> Excerpt to read

*-*-*

From: Kiyoshi Ueda <k-ueda@ct.jp.nec.com>
To: Alasdair Kergon <agk@redhat.com>
Cc: device-mapper development <dm-devel@redhat.com>
Subject: [PATCH 3/3] dm-mpath: add service-time oriented dynamic load balancer
Date: Fri, 24 Apr 2009 17:08:02 +0900 [thread overview]
Message-ID: <49F17362.7080205@ct.jp.nec.com> (raw)
In-Reply-To: <49F1729A.1000906@ct.jp.nec.com>
This patch adds a service time oriented dynamic load balancer,
dm-service-time, which selects a path with the shortest estimated
service time for the incoming I/O.
The service time is estimated by dividing the in-flight I/O size
with performance value of each path.
The performance value can be given as a table argument at the table
loading time. If no performance value is given, all paths are
recognized as equal performance.
Signed-off-by: Kiyoshi Ueda <k-ueda@ct.jp.nec.com>
Signed-off-by: Jun'ichi Nomura <j-nomura@ce.jp.nec.com>
Cc: Alasdair G Kergon <agk@redhat.com>
---
drivers/md/Kconfig | 9 +
drivers/md/Makefile | 1
drivers/md/dm-service-time.c | 301 +++++++++++++++++++++++++++++++++++++++++++
3 files changed, 311 insertions(+)
Index: 2.6.30-rc3/drivers/md/dm-service-time.c
===================================================================
--- /dev/null
+++ 2.6.30-rc3/drivers/md/dm-service-time.c
@@ -0,0 +1,301 @@
+/*
+ * Copyright (C) 2007-2009 NEC Corporation. All Rights Reserved.
+ *
+ * Module Author: Kiyoshi Ueda
+ *
+ * This file is released under the GPL.
+ *
+ * Throughput oriented path selector.
+ */
+
+#include "dm.h"
+#include "dm-path-selector.h"
+
+#define DM_MSG_PREFIX "multipath service-time"
+#define ST_MIN_IO 1
+#define ST_VERSION "0.1.0"
+
+struct selector {
+ struct list_head valid_paths;
+ struct list_head failed_paths;
+};
+
+struct path_info {
+ struct list_head list;
+ struct dm_path *path;
+ unsigned int repeat_count;
+ size_t perf;
+ atomic_t in_flight_size; /* Total size of in-flight I/Os */
+};
+
+static struct selector *alloc_selector(void)
+{
+ struct selector *s = kmalloc(sizeof(*s), GFP_KERNEL);
+
+ if (s) {
+ INIT_LIST_HEAD(&s->valid_paths);
+ INIT_LIST_HEAD(&s->failed_paths);
+ }
+
+ return s;
+}
+
+static int st_create(struct path_selector *ps, unsigned argc, char **argv)
+{
+ struct selector *s = alloc_selector();
+
+ if (!s)
+ return -ENOMEM;
+
+ ps->context = s;
+ return 0;
+}
+
+static void free_paths(struct list_head *paths)
+{
+ struct path_info *pi, *next;
+
+ list_for_each_entry_safe(pi, next, paths, list) {
+ list_del(&pi->list);
+ kfree(pi);
+ }
+}
+
+static void st_destroy(struct path_selector *ps)

*-*-*

[Coordinate annotation records]
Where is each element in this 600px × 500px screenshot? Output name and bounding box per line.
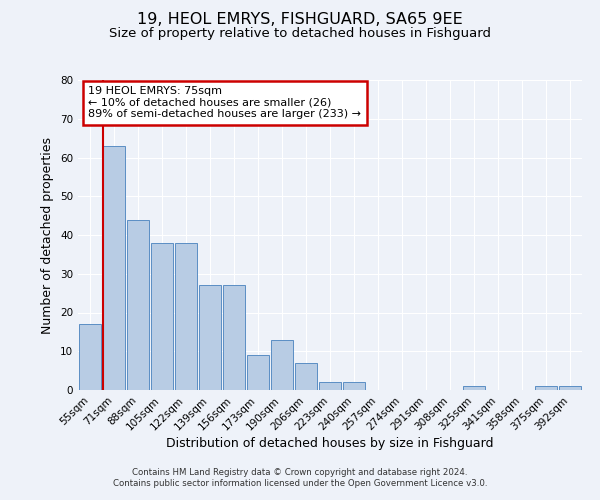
Y-axis label: Number of detached properties: Number of detached properties: [41, 136, 55, 334]
Bar: [151, 243, 173, 390]
Bar: [295, 363, 317, 390]
X-axis label: Distribution of detached houses by size in Fishguard: Distribution of detached houses by size …: [166, 438, 494, 450]
Bar: [343, 382, 365, 390]
Bar: [247, 355, 269, 390]
Text: 19 HEOL EMRYS: 75sqm
← 10% of detached houses are smaller (26)
89% of semi-detac: 19 HEOL EMRYS: 75sqm ← 10% of detached h…: [88, 86, 361, 120]
Bar: [103, 146, 125, 390]
Bar: [79, 324, 101, 390]
Bar: [463, 386, 485, 390]
Text: Contains HM Land Registry data © Crown copyright and database right 2024.
Contai: Contains HM Land Registry data © Crown c…: [113, 468, 487, 487]
Text: 19, HEOL EMRYS, FISHGUARD, SA65 9EE: 19, HEOL EMRYS, FISHGUARD, SA65 9EE: [137, 12, 463, 28]
Bar: [559, 386, 581, 390]
Bar: [535, 386, 557, 390]
Bar: [271, 340, 293, 390]
Bar: [223, 286, 245, 390]
Text: Size of property relative to detached houses in Fishguard: Size of property relative to detached ho…: [109, 28, 491, 40]
Bar: [319, 382, 341, 390]
Bar: [175, 243, 197, 390]
Bar: [127, 220, 149, 390]
Bar: [199, 286, 221, 390]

*-*-*

> The request
Resume the dm-service-time patch message after its last line, continuing the code from the st_destroy function header onward.

> Exercise output
+{
+ struct selector *s = (struct selector *) ps->context;
+
+ free_paths(&s->valid_paths);
+ free_paths(&s->failed_paths);
+ kfree(s);
+ ps->context = NULL;
+}
+
+static int st_status(struct path_selector *ps, struct dm_path *path,
+ status_type_t type, char *result, unsigned int maxlen)
+{
+ int sz = 0;
+ struct path_info *pi;
+
+ if (!path)
+ DMEMIT("0 ");
+ else {
+ pi = path->pscontext;
+
+ switch (type) {
+ case STATUSTYPE_INFO:
+ DMEMIT("%u %lu ", atomic_read(&pi->in_flight_size),
+ pi->perf);
+ break;
+ case STATUSTYPE_TABLE:
+ DMEMIT("%u %lu ", pi->repeat_count, pi->perf);
+ break;
+ }
+ }
+
+ return sz;
+}
+
+static int st_add_path(struct path_selector *ps, struct dm_path *path,
+ int argc, char **argv, char **error)
+{
+ struct selector *s = (struct selector *) ps->context;
+ struct path_info *pi;
+ unsigned int repeat_count = ST_MIN_IO;
+ size_t perf = 1;
+
+ if (argc > 2) {
+ *error = "service-time ps: incorrect number of arguments";
+ return -EINVAL;
+ }
+
+ /* First path argument is number of I/Os before switching path. */
+ if ((argc > 0) && (sscanf(argv[0], "%u", &repeat_count) != 1)) {
+ *error = "service-time ps: invalid repeat count";
+ return -EINVAL;
+ }
+
+ /*
+ * Second path argument is a relative performance value.
+ * If 0 is given, the path isn't used while other paths having
+ * a positive value are available.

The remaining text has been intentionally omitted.